Repeat, word for word, every line from the line holding "Read out every word on this page." through the final line of the entries below. Skip all pictures.

----- INPUT

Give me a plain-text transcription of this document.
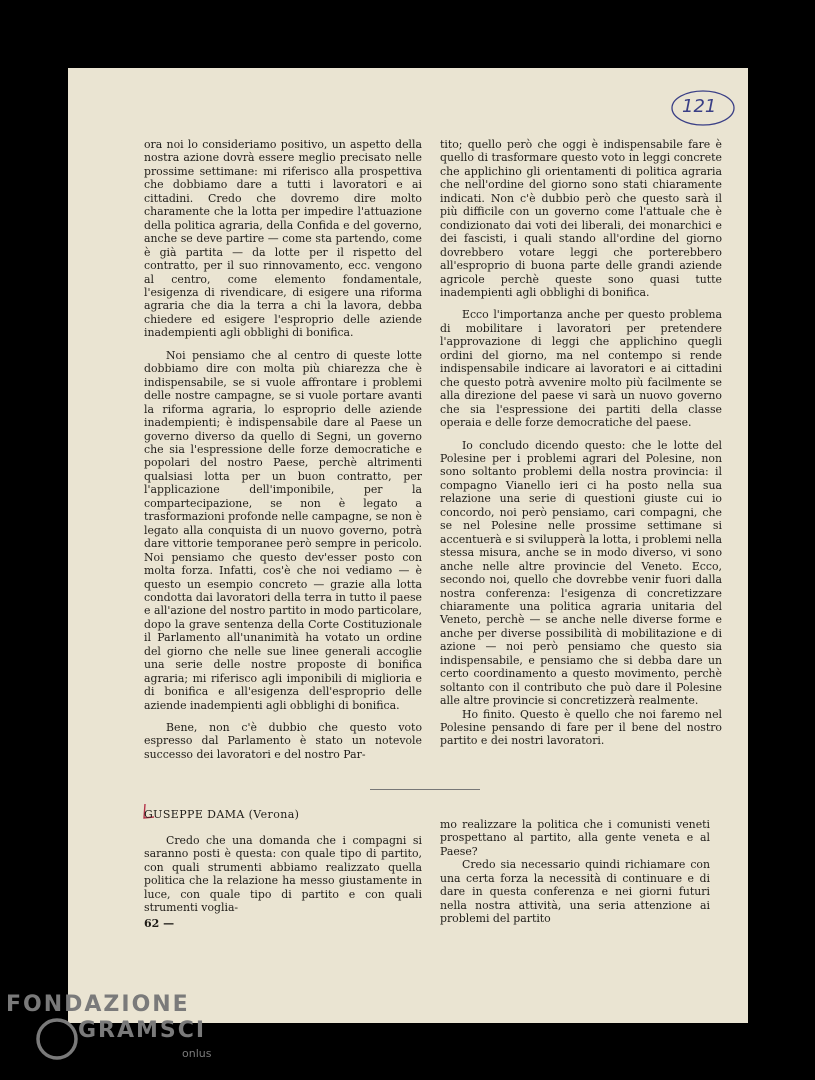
121

ora noi lo consideriamo positivo, un aspetto della nostra azione dovrà essere meglio precisato nelle prossime settimane: mi riferisco alla prospettiva che dobbiamo dare a tutti i lavoratori e ai cittadini. Credo che dovremo dire molto charamente che la lotta per impedire l'attuazione della politica agraria, della Confida e del governo, anche se deve partire — come sta partendo, come è già partita — da lotte per il rispetto del contratto, per il suo rinnovamento, ecc. vengono al centro, come elemento fondamentale, l'esigenza di rivendicare, di esigere una riforma agraria che dia la terra a chi la lavora, debba chiedere ed esigere l'esproprio delle aziende inadempienti agli obblighi di bonifica.

Noi pensiamo che al centro di queste lotte dobbiamo dire con molta più chiarezza che è indispensabile, se si vuole affrontare i problemi delle nostre campagne, se si vuole portare avanti la riforma agraria, lo esproprio delle aziende inadempienti; è indispensabile dare al Paese un governo diverso da quello di Segni, un governo che sia l'espressione delle forze democratiche e popolari del nostro Paese, perchè altrimenti qualsiasi lotta per un buon contratto, per l'applicazione dell'imponibile, per la compartecipazione, se non è legato a trasformazioni profonde nelle campagne, se non è legato alla conquista di un nuovo governo, potrà dare vittorie temporanee però sempre in pericolo. Noi pensiamo che questo dev'esser posto con molta forza. Infatti, cos'è che noi vediamo — è questo un esempio concreto — grazie alla lotta condotta dai lavoratori della terra in tutto il paese e all'azione del nostro partito in modo particolare, dopo la grave sentenza della Corte Costituzionale il Parlamento all'unanimità ha votato un ordine del giorno che nelle sue linee generali accoglie una serie delle nostre proposte di bonifica agraria; mi riferisco agli imponibili di miglioria e di bonifica e all'esigenza dell'esproprio delle aziende inadempienti agli obblighi di bonifica.

Bene, non c'è dubbio che questo voto espresso dal Parlamento è stato un notevole successo dei lavoratori e del nostro Par-

tito; quello però che oggi è indispensabile fare è quello di trasformare questo voto in leggi concrete che applichino gli orientamenti di politica agraria che nell'ordine del giorno sono stati chiaramente indicati. Non c'è dubbio però che questo sarà il più difficile con un governo come l'attuale che è condizionato dai voti dei liberali, dei monarchici e dei fascisti, i quali stando all'ordine del giorno dovrebbero votare leggi che porterebbero all'esproprio di buona parte delle grandi aziende agricole perchè queste sono quasi tutte inadempienti agli obblighi di bonifica.

Ecco l'importanza anche per questo problema di mobilitare i lavoratori per pretendere l'approvazione di leggi che applichino quegli ordini del giorno, ma nel contempo si rende indispensabile indicare ai lavoratori e ai cittadini che questo potrà avvenire molto più facilmente se alla direzione del paese vi sarà un nuovo governo che sia l'espressione dei partiti della classe operaia e delle forze democratiche del paese.

Io concludo dicendo questo: che le lotte del Polesine per i problemi agrari del Polesine, non sono soltanto problemi della nostra provincia: il compagno Vianello ieri ci ha posto nella sua relazione una serie di questioni giuste cui io concordo, noi però pensiamo, cari compagni, che se nel Polesine nelle prossime settimane si accentuerà e si svilupperà la lotta, i problemi nella stessa misura, anche se in modo diverso, vi sono anche nelle altre provincie del Veneto. Ecco, secondo noi, quello che dovrebbe venir fuori dalla nostra conferenza: l'esigenza di concretizzare chiaramente una politica agraria unitaria del Veneto, perchè — se anche nelle diverse forme e anche per diverse possibilità di mobilitazione e di azione — noi però pensiamo che questo sia indispensabile, e pensiamo che si debba dare un certo coordinamento a questo movimento, perchè soltanto con il contributo che può dare il Polesine alle altre provincie si concretizzerà realmente.

Ho finito. Questo è quello che noi faremo nel Polesine pensando di fare per il bene del nostro partito e dei nostri lavoratori.

GUSEPPE DAMA (Verona)

Credo che una domanda che i compagni si saranno posti è questa: con quale tipo di partito, con quali strumenti abbiamo realizzato quella politica che la relazione ha messo giustamente in luce, con quale tipo di partito e con quali strumenti voglia-

mo realizzare la politica che i comunisti veneti prospettano al partito, alla gente veneta e al Paese?

Credo sia necessario quindi richiamare con una certa forza la necessità di continuare e di dare in questa conferenza e nei giorni futuri nella nostra attività, una seria attenzione ai problemi del partito

62 —
FONDAZIONE
GRAMSCI
onlus
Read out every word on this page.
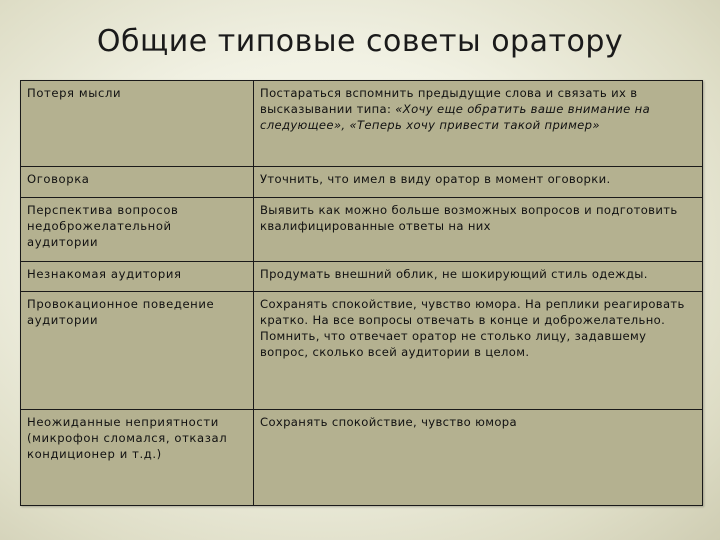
Общие типовые советы оратору
Потеря мысли	Постараться вспомнить предыдущие слова и связать их в высказывании типа: «Хочу еще обратить ваше внимание на следующее», «Теперь хочу привести такой пример»
Оговорка	Уточнить, что имел в виду оратор в момент оговорки.
Перспектива вопросов недоброжелательной аудитории	Выявить как можно больше возможных вопросов и подготовить квалифицированные ответы на них
Незнакомая аудитория	Продумать внешний облик, не шокирующий стиль одежды.
Провокационное поведение аудитории	Сохранять спокойствие, чувство юмора. На реплики реагировать кратко. На все вопросы отвечать в конце и доброжелательно. Помнить, что отвечает оратор не столько лицу, задавшему вопрос, сколько всей аудитории в целом.
Неожиданные неприятности (микрофон сломался, отказал кондиционер и т.д.)	Сохранять спокойствие, чувство юмора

----------

RESPONSE FOR THIS EXERCISE:
Read out every word on this page.
Общие типовые советы оратору
Потеря мысли	Постараться вспомнить предыдущие слова и связать их в высказывании типа: «Хочу еще обратить ваше внимание на следующее», «Теперь хочу привести такой пример»
Оговорка	Уточнить, что имел в виду оратор в момент оговорки.
Перспектива вопросов недоброжелательной аудитории	Выявить как можно больше возможных вопросов и подготовить квалифицированные ответы на них
Незнакомая аудитория	Продумать внешний облик, не шокирующий стиль одежды.
Провокационное поведение аудитории	Сохранять спокойствие, чувство юмора. На реплики реагировать кратко. На все вопросы отвечать в конце и доброжелательно. Помнить, что отвечает оратор не столько лицу, задавшему вопрос, сколько всей аудитории в целом.
Неожиданные неприятности (микрофон сломался, отказал кондиционер и т.д.)	Сохранять спокойствие, чувство юмора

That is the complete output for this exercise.